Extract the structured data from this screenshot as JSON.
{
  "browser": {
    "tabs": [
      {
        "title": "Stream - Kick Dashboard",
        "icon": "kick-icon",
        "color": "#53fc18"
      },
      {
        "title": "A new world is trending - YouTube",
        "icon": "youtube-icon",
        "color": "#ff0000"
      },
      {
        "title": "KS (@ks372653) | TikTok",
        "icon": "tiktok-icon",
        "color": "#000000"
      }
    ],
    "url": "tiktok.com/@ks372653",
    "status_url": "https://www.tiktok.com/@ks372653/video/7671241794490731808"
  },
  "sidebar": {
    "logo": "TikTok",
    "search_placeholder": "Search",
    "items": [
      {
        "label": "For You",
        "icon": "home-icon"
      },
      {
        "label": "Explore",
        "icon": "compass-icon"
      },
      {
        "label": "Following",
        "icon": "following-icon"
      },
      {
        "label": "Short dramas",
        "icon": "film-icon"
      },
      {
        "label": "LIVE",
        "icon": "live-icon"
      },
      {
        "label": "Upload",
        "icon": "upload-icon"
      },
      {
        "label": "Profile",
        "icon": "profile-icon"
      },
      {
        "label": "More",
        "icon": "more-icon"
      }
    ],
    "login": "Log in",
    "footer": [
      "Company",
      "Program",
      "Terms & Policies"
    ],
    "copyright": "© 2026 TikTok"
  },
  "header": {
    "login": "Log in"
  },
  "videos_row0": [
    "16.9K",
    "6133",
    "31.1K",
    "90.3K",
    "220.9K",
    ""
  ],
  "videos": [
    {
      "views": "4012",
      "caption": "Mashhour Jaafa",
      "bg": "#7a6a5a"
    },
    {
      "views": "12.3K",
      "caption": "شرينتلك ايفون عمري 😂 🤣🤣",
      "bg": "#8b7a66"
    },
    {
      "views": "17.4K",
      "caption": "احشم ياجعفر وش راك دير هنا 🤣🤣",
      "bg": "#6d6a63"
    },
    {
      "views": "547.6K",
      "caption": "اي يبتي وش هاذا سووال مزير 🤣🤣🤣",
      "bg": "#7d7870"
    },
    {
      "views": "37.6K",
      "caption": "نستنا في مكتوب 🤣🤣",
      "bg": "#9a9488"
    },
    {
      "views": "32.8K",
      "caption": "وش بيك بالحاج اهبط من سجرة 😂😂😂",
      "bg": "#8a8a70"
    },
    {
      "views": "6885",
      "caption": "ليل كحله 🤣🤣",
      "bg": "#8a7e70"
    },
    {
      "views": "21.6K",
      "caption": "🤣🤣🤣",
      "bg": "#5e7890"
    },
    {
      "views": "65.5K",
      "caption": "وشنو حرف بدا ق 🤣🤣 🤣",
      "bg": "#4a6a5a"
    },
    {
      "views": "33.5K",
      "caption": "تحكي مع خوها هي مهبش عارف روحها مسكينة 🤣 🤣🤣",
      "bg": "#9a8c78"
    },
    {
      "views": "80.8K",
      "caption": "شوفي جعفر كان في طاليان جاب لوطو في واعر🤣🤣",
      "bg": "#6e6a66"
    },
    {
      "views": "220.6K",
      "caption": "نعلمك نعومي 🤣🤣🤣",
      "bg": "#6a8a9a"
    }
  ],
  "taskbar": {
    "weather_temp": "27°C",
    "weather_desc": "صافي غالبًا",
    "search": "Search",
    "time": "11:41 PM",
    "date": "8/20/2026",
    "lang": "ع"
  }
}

____

● GOAL
Show every line in the records above that contains the word "icon".

● RESPONSE TO THE TASK
        "icon": "kick-icon",
        "icon": "youtube-icon",
        "icon": "tiktok-icon",
        "icon": "home-icon"
        "icon": "compass-icon"
        "icon": "following-icon"
        "icon": "film-icon"
        "icon": "live-icon"
        "icon": "upload-icon"
        "icon": "profile-icon"
        "icon": "more-icon"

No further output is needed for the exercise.